**Written instruction:** Repeat the entire listing exactly as written.

++++ Provided entries ++++

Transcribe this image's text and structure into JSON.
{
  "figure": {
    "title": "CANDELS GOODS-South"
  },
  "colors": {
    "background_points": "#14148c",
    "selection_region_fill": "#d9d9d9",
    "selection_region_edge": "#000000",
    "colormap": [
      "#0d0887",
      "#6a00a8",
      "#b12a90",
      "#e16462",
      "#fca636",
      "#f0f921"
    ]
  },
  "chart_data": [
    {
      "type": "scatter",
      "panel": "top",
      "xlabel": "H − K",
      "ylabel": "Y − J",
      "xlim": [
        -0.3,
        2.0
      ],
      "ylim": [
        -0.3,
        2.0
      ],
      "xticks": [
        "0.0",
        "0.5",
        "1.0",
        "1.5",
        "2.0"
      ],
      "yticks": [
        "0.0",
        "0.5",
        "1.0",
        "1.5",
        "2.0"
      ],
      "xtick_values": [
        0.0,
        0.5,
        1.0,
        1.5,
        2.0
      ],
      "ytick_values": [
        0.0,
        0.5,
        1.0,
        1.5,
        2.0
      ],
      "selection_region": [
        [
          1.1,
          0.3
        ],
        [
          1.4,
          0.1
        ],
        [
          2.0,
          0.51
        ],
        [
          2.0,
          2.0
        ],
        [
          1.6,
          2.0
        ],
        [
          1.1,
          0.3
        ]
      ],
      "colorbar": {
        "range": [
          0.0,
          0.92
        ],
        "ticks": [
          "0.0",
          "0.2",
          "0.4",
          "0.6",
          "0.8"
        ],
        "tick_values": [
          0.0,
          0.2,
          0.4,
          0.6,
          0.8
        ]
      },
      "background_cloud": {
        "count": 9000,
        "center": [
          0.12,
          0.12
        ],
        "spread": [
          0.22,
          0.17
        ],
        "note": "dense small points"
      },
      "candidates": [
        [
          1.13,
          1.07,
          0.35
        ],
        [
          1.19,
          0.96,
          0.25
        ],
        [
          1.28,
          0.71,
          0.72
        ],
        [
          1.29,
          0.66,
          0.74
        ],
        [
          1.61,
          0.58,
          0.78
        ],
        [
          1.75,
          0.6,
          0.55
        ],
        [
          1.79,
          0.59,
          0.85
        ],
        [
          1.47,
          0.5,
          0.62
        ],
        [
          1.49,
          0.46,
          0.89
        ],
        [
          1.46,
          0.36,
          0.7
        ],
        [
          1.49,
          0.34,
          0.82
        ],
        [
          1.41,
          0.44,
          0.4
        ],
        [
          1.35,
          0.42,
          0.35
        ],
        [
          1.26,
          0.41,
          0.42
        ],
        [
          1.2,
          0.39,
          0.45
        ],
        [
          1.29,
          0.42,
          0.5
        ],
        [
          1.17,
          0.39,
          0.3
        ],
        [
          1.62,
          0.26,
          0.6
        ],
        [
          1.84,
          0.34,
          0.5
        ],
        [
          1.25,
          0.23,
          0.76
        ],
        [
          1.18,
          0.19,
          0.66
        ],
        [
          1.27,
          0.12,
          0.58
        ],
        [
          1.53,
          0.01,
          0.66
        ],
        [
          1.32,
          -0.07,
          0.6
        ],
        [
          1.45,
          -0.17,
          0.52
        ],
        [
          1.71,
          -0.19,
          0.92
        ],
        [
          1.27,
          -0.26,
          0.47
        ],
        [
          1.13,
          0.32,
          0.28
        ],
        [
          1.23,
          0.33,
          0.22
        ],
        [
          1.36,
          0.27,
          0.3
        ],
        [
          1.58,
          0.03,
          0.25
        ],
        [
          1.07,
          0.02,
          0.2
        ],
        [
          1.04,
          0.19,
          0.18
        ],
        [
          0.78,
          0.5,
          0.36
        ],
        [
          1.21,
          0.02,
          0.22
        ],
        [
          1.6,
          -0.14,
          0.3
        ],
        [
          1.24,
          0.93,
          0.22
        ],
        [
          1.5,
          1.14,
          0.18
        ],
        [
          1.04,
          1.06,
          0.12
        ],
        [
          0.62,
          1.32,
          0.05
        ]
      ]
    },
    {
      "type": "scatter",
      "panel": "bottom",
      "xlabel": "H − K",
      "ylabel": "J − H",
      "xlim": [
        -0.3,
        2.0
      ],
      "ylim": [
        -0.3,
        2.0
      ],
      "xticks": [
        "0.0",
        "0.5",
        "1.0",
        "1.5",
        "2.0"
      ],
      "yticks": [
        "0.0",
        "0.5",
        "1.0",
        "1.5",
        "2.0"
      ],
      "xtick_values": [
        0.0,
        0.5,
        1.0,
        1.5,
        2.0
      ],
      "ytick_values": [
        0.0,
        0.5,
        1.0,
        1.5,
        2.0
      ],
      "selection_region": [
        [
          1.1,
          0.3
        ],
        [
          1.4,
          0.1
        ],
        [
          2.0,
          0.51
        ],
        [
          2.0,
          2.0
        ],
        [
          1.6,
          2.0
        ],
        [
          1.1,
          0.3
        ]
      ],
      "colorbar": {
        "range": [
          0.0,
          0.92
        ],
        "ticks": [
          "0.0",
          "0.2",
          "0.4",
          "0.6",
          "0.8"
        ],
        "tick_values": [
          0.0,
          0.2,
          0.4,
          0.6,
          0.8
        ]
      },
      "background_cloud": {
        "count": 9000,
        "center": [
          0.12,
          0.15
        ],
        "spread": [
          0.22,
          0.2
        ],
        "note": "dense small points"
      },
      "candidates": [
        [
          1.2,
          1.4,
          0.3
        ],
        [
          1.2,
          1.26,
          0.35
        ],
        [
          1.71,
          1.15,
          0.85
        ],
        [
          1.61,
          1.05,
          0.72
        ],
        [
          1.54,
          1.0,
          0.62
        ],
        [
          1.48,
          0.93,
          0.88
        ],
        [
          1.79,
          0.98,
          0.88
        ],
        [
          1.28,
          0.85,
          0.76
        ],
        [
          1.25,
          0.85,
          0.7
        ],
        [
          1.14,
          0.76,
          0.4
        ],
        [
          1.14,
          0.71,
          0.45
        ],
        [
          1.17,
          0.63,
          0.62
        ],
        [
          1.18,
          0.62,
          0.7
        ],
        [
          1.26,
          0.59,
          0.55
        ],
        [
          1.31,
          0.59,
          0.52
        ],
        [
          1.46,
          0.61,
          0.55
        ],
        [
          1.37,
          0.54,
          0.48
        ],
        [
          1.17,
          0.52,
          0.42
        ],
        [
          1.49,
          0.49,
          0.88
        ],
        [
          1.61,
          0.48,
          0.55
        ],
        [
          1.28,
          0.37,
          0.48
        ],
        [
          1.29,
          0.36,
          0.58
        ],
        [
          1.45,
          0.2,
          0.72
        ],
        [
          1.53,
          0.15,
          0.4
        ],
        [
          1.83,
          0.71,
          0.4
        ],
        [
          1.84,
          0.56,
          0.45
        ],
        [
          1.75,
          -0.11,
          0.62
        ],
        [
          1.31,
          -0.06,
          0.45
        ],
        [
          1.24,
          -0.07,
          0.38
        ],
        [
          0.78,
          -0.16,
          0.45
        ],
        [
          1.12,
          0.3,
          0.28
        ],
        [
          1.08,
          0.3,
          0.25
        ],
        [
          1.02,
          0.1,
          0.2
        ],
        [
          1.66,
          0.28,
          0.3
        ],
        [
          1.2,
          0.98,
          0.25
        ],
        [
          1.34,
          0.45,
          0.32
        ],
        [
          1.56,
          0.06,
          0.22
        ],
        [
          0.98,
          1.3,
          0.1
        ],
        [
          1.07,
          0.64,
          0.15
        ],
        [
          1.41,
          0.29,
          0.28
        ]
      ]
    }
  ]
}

++++

**Full response:**
Transcribe this image's text and structure into JSON.
{
  "figure": {
    "title": "CANDELS GOODS-South"
  },
  "colors": {
    "background_points": "#14148c",
    "selection_region_fill": "#d9d9d9",
    "selection_region_edge": "#000000",
    "colormap": [
      "#0d0887",
      "#6a00a8",
      "#b12a90",
      "#e16462",
      "#fca636",
      "#f0f921"
    ]
  },
  "chart_data": [
    {
      "type": "scatter",
      "panel": "top",
      "xlabel": "H − K",
      "ylabel": "Y − J",
      "xlim": [
        -0.3,
        2.0
      ],
      "ylim": [
        -0.3,
        2.0
      ],
      "xticks": [
        "0.0",
        "0.5",
        "1.0",
        "1.5",
        "2.0"
      ],
      "yticks": [
        "0.0",
        "0.5",
        "1.0",
        "1.5",
        "2.0"
      ],
      "xtick_values": [
        0.0,
        0.5,
        1.0,
        1.5,
        2.0
      ],
      "ytick_values": [
        0.0,
        0.5,
        1.0,
        1.5,
        2.0
      ],
      "selection_region": [
        [
          1.1,
          0.3
        ],
        [
          1.4,
          0.1
        ],
        [
          2.0,
          0.51
        ],
        [
          2.0,
          2.0
        ],
        [
          1.6,
          2.0
        ],
        [
          1.1,
          0.3
        ]
      ],
      "colorbar": {
        "range": [
          0.0,
          0.92
        ],
        "ticks": [
          "0.0",
          "0.2",
          "0.4",
          "0.6",
          "0.8"
        ],
        "tick_values": [
          0.0,
          0.2,
          0.4,
          0.6,
          0.8
        ]
      },
      "background_cloud": {
        "count": 9000,
        "center": [
          0.12,
          0.12
        ],
        "spread": [
          0.22,
          0.17
        ],
        "note": "dense small points"
      },
      "candidates": [
        [
          1.13,
          1.07,
          0.35
        ],
        [
          1.19,
          0.96,
          0.25
        ],
        [
          1.28,
          0.71,
          0.72
        ],
        [
          1.29,
          0.66,
          0.74
        ],
        [
          1.61,
          0.58,
          0.78
        ],
        [
          1.75,
          0.6,
          0.55
        ],
        [
          1.79,
          0.59,
          0.85
        ],
        [
          1.47,
          0.5,
          0.62
        ],
        [
          1.49,
          0.46,
          0.89
        ],
        [
          1.46,
          0.36,
          0.7
        ],
        [
          1.49,
          0.34,
          0.82
        ],
        [
          1.41,
          0.44,
          0.4
        ],
        [
          1.35,
          0.42,
          0.35
        ],
        [
          1.26,
          0.41,
          0.42
        ],
        [
          1.2,
          0.39,
          0.45
        ],
        [
          1.29,
          0.42,
          0.5
        ],
        [
          1.17,
          0.39,
          0.3
        ],
        [
          1.62,
          0.26,
          0.6
        ],
        [
          1.84,
          0.34,
          0.5
        ],
        [
          1.25,
          0.23,
          0.76
        ],
        [
          1.18,
          0.19,
          0.66
        ],
        [
          1.27,
          0.12,
          0.58
        ],
        [
          1.53,
          0.01,
          0.66
        ],
        [
          1.32,
          -0.07,
          0.6
        ],
        [
          1.45,
          -0.17,
          0.52
        ],
        [
          1.71,
          -0.19,
          0.92
        ],
        [
          1.27,
          -0.26,
          0.47
        ],
        [
          1.13,
          0.32,
          0.28
        ],
        [
          1.23,
          0.33,
          0.22
        ],
        [
          1.36,
          0.27,
          0.3
        ],
        [
          1.58,
          0.03,
          0.25
        ],
        [
          1.07,
          0.02,
          0.2
        ],
        [
          1.04,
          0.19,
          0.18
        ],
        [
          0.78,
          0.5,
          0.36
        ],
        [
          1.21,
          0.02,
          0.22
        ],
        [
          1.6,
          -0.14,
          0.3
        ],
        [
          1.24,
          0.93,
          0.22
        ],
        [
          1.5,
          1.14,
          0.18
        ],
        [
          1.04,
          1.06,
          0.12
        ],
        [
          0.62,
          1.32,
          0.05
        ]
      ]
    },
    {
      "type": "scatter",
      "panel": "bottom",
      "xlabel": "H − K",
      "ylabel": "J − H",
      "xlim": [
        -0.3,
        2.0
      ],
      "ylim": [
        -0.3,
        2.0
      ],
      "xticks": [
        "0.0",
        "0.5",
        "1.0",
        "1.5",
        "2.0"
      ],
      "yticks": [
        "0.0",
        "0.5",
        "1.0",
        "1.5",
        "2.0"
      ],
      "xtick_values": [
        0.0,
        0.5,
        1.0,
        1.5,
        2.0
      ],
      "ytick_values": [
        0.0,
        0.5,
        1.0,
        1.5,
        2.0
      ],
      "selection_region": [
        [
          1.1,
          0.3
        ],
        [
          1.4,
          0.1
        ],
        [
          2.0,
          0.51
        ],
        [
          2.0,
          2.0
        ],
        [
          1.6,
          2.0
        ],
        [
          1.1,
          0.3
        ]
      ],
      "colorbar": {
        "range": [
          0.0,
          0.92
        ],
        "ticks": [
          "0.0",
          "0.2",
          "0.4",
          "0.6",
          "0.8"
        ],
        "tick_values": [
          0.0,
          0.2,
          0.4,
          0.6,
          0.8
        ]
      },
      "background_cloud": {
        "count": 9000,
        "center": [
          0.12,
          0.15
        ],
        "spread": [
          0.22,
          0.2
        ],
        "note": "dense small points"
      },
      "candidates": [
        [
          1.2,
          1.4,
          0.3
        ],
        [
          1.2,
          1.26,
          0.35
        ],
        [
          1.71,
          1.15,
          0.85
        ],
        [
          1.61,
          1.05,
          0.72
        ],
        [
          1.54,
          1.0,
          0.62
        ],
        [
          1.48,
          0.93,
          0.88
        ],
        [
          1.79,
          0.98,
          0.88
        ],
        [
          1.28,
          0.85,
          0.76
        ],
        [
          1.25,
          0.85,
          0.7
        ],
        [
          1.14,
          0.76,
          0.4
        ],
        [
          1.14,
          0.71,
          0.45
        ],
        [
          1.17,
          0.63,
          0.62
        ],
        [
          1.18,
          0.62,
          0.7
        ],
        [
          1.26,
          0.59,
          0.55
        ],
        [
          1.31,
          0.59,
          0.52
        ],
        [
          1.46,
          0.61,
          0.55
        ],
        [
          1.37,
          0.54,
          0.48
        ],
        [
          1.17,
          0.52,
          0.42
        ],
        [
          1.49,
          0.49,
          0.88
        ],
        [
          1.61,
          0.48,
          0.55
        ],
        [
          1.28,
          0.37,
          0.48
        ],
        [
          1.29,
          0.36,
          0.58
        ],
        [
          1.45,
          0.2,
          0.72
        ],
        [
          1.53,
          0.15,
          0.4
        ],
        [
          1.83,
          0.71,
          0.4
        ],
        [
          1.84,
          0.56,
          0.45
        ],
        [
          1.75,
          -0.11,
          0.62
        ],
        [
          1.31,
          -0.06,
          0.45
        ],
        [
          1.24,
          -0.07,
          0.38
        ],
        [
          0.78,
          -0.16,
          0.45
        ],
        [
          1.12,
          0.3,
          0.28
        ],
        [
          1.08,
          0.3,
          0.25
        ],
        [
          1.02,
          0.1,
          0.2
        ],
        [
          1.66,
          0.28,
          0.3
        ],
        [
          1.2,
          0.98,
          0.25
        ],
        [
          1.34,
          0.45,
          0.32
        ],
        [
          1.56,
          0.06,
          0.22
        ],
        [
          0.98,
          1.3,
          0.1
        ],
        [
          1.07,
          0.64,
          0.15
        ],
        [
          1.41,
          0.29,
          0.28
        ]
      ]
    }
  ]
}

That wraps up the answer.